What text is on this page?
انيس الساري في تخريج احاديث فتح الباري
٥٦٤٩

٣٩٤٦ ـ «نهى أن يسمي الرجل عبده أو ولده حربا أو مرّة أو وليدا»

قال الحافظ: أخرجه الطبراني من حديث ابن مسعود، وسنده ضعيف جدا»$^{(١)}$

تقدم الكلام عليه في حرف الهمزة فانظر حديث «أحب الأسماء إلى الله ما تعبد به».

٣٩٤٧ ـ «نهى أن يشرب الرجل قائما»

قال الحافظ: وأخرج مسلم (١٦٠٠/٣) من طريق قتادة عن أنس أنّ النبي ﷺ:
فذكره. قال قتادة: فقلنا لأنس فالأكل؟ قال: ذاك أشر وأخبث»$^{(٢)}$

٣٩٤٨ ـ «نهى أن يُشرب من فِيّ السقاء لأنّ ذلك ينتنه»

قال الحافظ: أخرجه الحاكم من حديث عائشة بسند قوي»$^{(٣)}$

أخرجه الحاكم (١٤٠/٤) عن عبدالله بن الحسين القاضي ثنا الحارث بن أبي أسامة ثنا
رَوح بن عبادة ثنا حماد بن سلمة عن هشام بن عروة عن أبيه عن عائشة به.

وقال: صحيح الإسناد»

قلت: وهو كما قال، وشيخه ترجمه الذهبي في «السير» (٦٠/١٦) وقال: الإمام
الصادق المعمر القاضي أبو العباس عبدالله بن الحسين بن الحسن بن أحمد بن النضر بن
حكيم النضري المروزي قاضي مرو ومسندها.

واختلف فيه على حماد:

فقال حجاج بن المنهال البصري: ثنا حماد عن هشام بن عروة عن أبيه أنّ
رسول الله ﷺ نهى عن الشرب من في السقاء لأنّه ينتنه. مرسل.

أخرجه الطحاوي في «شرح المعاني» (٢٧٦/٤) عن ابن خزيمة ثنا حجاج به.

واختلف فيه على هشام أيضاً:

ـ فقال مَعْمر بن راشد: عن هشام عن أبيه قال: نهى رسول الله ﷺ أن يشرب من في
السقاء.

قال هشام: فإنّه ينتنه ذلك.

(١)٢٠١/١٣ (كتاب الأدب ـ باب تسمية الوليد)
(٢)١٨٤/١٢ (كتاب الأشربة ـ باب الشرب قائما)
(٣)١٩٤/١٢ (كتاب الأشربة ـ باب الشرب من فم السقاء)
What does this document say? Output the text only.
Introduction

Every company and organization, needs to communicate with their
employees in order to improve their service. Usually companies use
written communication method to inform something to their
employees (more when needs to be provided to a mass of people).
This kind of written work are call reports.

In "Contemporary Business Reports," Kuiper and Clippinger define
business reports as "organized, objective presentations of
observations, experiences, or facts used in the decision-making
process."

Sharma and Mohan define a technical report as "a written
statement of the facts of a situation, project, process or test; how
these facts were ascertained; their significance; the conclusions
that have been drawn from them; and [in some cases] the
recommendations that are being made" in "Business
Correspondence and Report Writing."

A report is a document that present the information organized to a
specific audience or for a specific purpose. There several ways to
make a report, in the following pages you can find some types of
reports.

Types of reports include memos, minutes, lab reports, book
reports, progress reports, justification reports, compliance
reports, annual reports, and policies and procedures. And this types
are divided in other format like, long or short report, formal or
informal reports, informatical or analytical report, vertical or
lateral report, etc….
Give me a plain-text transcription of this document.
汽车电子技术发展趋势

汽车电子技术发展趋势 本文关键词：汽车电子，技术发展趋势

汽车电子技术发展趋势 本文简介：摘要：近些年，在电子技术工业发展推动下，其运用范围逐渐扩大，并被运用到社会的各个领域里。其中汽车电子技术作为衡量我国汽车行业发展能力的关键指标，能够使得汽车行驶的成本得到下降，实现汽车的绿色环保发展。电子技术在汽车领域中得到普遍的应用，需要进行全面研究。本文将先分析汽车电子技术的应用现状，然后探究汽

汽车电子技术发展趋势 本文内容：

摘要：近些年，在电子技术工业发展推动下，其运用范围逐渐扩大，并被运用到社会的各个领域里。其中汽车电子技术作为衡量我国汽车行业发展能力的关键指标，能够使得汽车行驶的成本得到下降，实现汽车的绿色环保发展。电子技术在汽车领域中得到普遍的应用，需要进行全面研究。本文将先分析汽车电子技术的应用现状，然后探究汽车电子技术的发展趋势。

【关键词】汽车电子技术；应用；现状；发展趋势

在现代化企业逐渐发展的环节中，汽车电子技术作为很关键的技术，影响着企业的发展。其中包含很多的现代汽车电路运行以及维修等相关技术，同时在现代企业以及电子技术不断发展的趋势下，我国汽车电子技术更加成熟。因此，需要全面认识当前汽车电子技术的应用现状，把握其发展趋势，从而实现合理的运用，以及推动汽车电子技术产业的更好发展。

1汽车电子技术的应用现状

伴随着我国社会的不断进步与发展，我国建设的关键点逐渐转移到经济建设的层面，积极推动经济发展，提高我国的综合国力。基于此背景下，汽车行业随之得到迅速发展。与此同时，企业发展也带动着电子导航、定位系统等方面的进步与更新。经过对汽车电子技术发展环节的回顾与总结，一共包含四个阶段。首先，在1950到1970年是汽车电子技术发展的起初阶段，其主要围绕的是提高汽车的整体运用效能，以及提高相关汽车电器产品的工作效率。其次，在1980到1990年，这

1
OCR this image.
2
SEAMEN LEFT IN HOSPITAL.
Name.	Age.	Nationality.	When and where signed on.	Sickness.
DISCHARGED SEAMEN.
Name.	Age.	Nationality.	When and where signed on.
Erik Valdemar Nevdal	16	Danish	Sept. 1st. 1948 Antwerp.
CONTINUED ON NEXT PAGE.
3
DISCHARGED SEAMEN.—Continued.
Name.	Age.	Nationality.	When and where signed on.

***

_DIRECTIVE:_ Write the whole listing out again. Keep every line exactly as it is.

_CORRECT RESULT:_
What text is on this page?
انيس الساري في تخريج احاديث فتح الباري
٥٦٤٩

٣٩٤٦ ـ «نهى أن يسمي الرجل عبده أو ولده حربا أو مرّة أو وليدا»

قال الحافظ: أخرجه الطبراني من حديث ابن مسعود، وسنده ضعيف جدا»$^{(١)}$

تقدم الكلام عليه في حرف الهمزة فانظر حديث «أحب الأسماء إلى الله ما تعبد به».

٣٩٤٧ ـ «نهى أن يشرب الرجل قائما»

قال الحافظ: وأخرج مسلم (١٦٠٠/٣) من طريق قتادة عن أنس أنّ النبي ﷺ:
فذكره. قال قتادة: فقلنا لأنس فالأكل؟ قال: ذاك أشر وأخبث»$^{(٢)}$

٣٩٤٨ ـ «نهى أن يُشرب من فِيّ السقاء لأنّ ذلك ينتنه»

قال الحافظ: أخرجه الحاكم من حديث عائشة بسند قوي»$^{(٣)}$

أخرجه الحاكم (١٤٠/٤) عن عبدالله بن الحسين القاضي ثنا الحارث بن أبي أسامة ثنا
رَوح بن عبادة ثنا حماد بن سلمة عن هشام بن عروة عن أبيه عن عائشة به.

وقال: صحيح الإسناد»

قلت: وهو كما قال، وشيخه ترجمه الذهبي في «السير» (٦٠/١٦) وقال: الإمام
الصادق المعمر القاضي أبو العباس عبدالله بن الحسين بن الحسن بن أحمد بن النضر بن
حكيم النضري المروزي قاضي مرو ومسندها.

واختلف فيه على حماد:

فقال حجاج بن المنهال البصري: ثنا حماد عن هشام بن عروة عن أبيه أنّ
رسول الله ﷺ نهى عن الشرب من في السقاء لأنّه ينتنه. مرسل.

أخرجه الطحاوي في «شرح المعاني» (٢٧٦/٤) عن ابن خزيمة ثنا حجاج به.

واختلف فيه على هشام أيضاً:

ـ فقال مَعْمر بن راشد: عن هشام عن أبيه قال: نهى رسول الله ﷺ أن يشرب من في
السقاء.

قال هشام: فإنّه ينتنه ذلك.

(١)٢٠١/١٣ (كتاب الأدب ـ باب تسمية الوليد)
(٢)١٨٤/١٢ (كتاب الأشربة ـ باب الشرب قائما)
(٣)١٩٤/١٢ (كتاب الأشربة ـ باب الشرب من فم السقاء)
What does this document say? Output the text only.
Introduction

Every company and organization, needs to communicate with their
employees in order to improve their service. Usually companies use
written communication method to inform something to their
employees (more when needs to be provided to a mass of people).
This kind of written work are call reports.

In "Contemporary Business Reports," Kuiper and Clippinger define
business reports as "organized, objective presentations of
observations, experiences, or facts used in the decision-making
process."

Sharma and Mohan define a technical report as "a written
statement of the facts of a situation, project, process or test; how
these facts were ascertained; their significance; the conclusions
that have been drawn from them; and [in some cases] the
recommendations that are being made" in "Business
Correspondence and Report Writing."

A report is a document that present the information organized to a
specific audience or for a specific purpose. There several ways to
make a report, in the following pages you can find some types of
reports.

Types of reports include memos, minutes, lab reports, book
reports, progress reports, justification reports, compliance
reports, annual reports, and policies and procedures. And this types
are divided in other format like, long or short report, formal or
informal reports, informatical or analytical report, vertical or
lateral report, etc….
Give me a plain-text transcription of this document.
汽车电子技术发展趋势

汽车电子技术发展趋势 本文关键词：汽车电子，技术发展趋势

汽车电子技术发展趋势 本文简介：摘要：近些年，在电子技术工业发展推动下，其运用范围逐渐扩大，并被运用到社会的各个领域里。其中汽车电子技术作为衡量我国汽车行业发展能力的关键指标，能够使得汽车行驶的成本得到下降，实现汽车的绿色环保发展。电子技术在汽车领域中得到普遍的应用，需要进行全面研究。本文将先分析汽车电子技术的应用现状，然后探究汽

汽车电子技术发展趋势 本文内容：

摘要：近些年，在电子技术工业发展推动下，其运用范围逐渐扩大，并被运用到社会的各个领域里。其中汽车电子技术作为衡量我国汽车行业发展能力的关键指标，能够使得汽车行驶的成本得到下降，实现汽车的绿色环保发展。电子技术在汽车领域中得到普遍的应用，需要进行全面研究。本文将先分析汽车电子技术的应用现状，然后探究汽车电子技术的发展趋势。

【关键词】汽车电子技术；应用；现状；发展趋势

在现代化企业逐渐发展的环节中，汽车电子技术作为很关键的技术，影响着企业的发展。其中包含很多的现代汽车电路运行以及维修等相关技术，同时在现代企业以及电子技术不断发展的趋势下，我国汽车电子技术更加成熟。因此，需要全面认识当前汽车电子技术的应用现状，把握其发展趋势，从而实现合理的运用，以及推动汽车电子技术产业的更好发展。

1汽车电子技术的应用现状

伴随着我国社会的不断进步与发展，我国建设的关键点逐渐转移到经济建设的层面，积极推动经济发展，提高我国的综合国力。基于此背景下，汽车行业随之得到迅速发展。与此同时，企业发展也带动着电子导航、定位系统等方面的进步与更新。经过对汽车电子技术发展环节的回顾与总结，一共包含四个阶段。首先，在1950到1970年是汽车电子技术发展的起初阶段，其主要围绕的是提高汽车的整体运用效能，以及提高相关汽车电器产品的工作效率。其次，在1980到1990年，这

1
OCR this image.
2
SEAMEN LEFT IN HOSPITAL.
Name.	Age.	Nationality.	When and where signed on.	Sickness.
DISCHARGED SEAMEN.
Name.	Age.	Nationality.	When and where signed on.
Erik Valdemar Nevdal	16	Danish	Sept. 1st. 1948 Antwerp.
CONTINUED ON NEXT PAGE.
3
DISCHARGED SEAMEN.—Continued.
Name.	Age.	Nationality.	When and where signed on.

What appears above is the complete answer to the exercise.